> Problem to solve
Every line that holds "Market" should be shown.

(A run of records)
— start —

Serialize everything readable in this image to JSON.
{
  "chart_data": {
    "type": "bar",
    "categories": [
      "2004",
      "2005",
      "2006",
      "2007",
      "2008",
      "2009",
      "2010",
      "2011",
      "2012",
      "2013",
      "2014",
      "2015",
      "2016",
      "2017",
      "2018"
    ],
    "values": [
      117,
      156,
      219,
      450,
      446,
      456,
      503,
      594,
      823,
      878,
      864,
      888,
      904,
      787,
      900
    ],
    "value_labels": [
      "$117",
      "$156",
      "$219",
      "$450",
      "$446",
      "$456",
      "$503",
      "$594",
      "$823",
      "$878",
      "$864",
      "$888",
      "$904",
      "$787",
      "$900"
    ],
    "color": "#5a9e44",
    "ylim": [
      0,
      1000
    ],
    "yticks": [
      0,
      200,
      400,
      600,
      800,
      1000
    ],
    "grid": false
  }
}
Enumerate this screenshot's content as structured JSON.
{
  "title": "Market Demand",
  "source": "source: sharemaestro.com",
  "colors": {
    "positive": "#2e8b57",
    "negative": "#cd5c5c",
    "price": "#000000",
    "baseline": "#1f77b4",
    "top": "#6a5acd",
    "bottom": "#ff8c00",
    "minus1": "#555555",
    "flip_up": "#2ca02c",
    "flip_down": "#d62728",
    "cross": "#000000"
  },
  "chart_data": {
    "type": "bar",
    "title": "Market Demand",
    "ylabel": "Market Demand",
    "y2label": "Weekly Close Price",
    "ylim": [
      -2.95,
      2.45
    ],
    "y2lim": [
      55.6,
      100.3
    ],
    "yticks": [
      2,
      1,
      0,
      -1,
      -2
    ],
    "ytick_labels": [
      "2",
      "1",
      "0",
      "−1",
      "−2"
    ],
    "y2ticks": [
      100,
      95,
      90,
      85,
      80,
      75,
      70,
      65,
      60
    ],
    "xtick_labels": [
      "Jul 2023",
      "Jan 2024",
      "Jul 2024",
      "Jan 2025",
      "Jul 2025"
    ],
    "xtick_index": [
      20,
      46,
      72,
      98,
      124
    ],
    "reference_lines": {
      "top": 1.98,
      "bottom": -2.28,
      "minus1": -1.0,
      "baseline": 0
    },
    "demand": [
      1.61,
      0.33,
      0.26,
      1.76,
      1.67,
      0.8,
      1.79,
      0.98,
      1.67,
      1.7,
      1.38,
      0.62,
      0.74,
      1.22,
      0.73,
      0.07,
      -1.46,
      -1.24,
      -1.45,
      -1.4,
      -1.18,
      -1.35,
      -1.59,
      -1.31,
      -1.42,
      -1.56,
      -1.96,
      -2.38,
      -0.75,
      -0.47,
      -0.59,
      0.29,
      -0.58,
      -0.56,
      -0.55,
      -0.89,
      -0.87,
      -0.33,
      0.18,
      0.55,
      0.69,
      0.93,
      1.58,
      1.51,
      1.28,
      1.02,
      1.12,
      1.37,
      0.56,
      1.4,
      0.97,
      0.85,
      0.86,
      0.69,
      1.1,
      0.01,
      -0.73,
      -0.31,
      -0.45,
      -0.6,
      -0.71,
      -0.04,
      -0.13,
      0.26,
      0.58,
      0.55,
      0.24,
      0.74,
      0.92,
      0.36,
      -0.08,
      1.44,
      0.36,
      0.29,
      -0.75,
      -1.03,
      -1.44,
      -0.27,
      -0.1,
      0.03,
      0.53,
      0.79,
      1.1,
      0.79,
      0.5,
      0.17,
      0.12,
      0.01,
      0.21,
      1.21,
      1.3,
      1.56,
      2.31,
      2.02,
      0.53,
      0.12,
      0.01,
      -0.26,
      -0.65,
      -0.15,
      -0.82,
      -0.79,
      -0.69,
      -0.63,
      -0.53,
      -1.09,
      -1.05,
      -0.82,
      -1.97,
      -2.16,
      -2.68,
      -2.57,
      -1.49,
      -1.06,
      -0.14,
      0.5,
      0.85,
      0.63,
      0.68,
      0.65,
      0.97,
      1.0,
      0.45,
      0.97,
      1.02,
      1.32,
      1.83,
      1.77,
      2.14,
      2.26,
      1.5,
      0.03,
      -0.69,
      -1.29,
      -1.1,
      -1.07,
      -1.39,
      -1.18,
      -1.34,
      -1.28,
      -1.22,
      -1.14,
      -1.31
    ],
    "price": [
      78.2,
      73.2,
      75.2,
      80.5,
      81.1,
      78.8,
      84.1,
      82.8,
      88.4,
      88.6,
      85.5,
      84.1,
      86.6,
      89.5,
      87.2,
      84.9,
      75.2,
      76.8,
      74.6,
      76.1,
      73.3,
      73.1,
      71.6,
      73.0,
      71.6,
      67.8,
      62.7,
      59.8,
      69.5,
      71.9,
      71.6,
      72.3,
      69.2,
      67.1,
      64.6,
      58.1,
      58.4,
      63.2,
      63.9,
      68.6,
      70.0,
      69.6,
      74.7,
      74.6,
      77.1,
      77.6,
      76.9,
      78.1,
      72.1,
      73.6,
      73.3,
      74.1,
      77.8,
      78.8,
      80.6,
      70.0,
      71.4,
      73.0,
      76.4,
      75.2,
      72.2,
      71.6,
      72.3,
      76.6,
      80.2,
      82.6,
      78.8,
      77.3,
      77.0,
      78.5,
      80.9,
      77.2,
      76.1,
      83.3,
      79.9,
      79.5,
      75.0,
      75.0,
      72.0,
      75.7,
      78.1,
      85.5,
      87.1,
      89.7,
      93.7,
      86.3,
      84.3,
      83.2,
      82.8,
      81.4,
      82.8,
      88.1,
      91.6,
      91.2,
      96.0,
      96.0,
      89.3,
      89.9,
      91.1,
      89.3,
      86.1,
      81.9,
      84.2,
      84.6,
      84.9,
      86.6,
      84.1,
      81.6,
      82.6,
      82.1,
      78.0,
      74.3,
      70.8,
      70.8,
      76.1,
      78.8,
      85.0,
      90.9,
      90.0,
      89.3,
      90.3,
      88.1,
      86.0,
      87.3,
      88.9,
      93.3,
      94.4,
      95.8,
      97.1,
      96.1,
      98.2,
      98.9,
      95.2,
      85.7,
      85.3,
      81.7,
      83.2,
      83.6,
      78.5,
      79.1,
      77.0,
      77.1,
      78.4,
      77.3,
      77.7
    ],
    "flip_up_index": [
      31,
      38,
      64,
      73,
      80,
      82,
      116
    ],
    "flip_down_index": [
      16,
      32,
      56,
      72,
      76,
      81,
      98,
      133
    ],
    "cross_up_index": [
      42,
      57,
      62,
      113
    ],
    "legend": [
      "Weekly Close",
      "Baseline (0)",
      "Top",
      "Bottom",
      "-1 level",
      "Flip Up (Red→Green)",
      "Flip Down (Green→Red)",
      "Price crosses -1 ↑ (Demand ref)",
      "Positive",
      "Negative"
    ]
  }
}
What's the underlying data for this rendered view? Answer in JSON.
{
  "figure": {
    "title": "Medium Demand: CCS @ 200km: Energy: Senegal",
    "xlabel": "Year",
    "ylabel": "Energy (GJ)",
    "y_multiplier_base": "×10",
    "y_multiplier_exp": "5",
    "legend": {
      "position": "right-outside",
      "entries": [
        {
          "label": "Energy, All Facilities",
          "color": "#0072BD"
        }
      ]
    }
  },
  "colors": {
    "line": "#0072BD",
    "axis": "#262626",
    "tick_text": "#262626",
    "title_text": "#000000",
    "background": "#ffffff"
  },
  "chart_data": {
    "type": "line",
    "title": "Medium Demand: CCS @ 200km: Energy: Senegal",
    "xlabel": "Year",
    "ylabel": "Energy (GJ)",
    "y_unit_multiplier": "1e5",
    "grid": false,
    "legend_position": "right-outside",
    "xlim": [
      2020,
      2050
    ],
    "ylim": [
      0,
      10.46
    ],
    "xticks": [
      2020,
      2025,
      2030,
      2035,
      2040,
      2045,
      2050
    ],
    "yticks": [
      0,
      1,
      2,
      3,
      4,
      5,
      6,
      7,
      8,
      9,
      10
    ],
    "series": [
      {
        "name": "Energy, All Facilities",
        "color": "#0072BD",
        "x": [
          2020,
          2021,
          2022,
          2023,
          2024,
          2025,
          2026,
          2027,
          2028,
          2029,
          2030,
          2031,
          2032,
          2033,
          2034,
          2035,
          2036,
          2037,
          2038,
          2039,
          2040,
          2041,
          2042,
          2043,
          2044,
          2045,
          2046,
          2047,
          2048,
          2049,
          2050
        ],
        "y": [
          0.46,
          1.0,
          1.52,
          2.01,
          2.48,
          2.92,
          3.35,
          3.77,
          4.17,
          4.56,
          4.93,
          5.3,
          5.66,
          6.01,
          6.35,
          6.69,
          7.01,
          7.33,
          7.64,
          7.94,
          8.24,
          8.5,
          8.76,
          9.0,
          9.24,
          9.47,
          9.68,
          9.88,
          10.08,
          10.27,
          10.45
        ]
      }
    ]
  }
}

— end —

> Output below
  "title": "Market Demand",
    "title": "Market Demand",
    "ylabel": "Market Demand",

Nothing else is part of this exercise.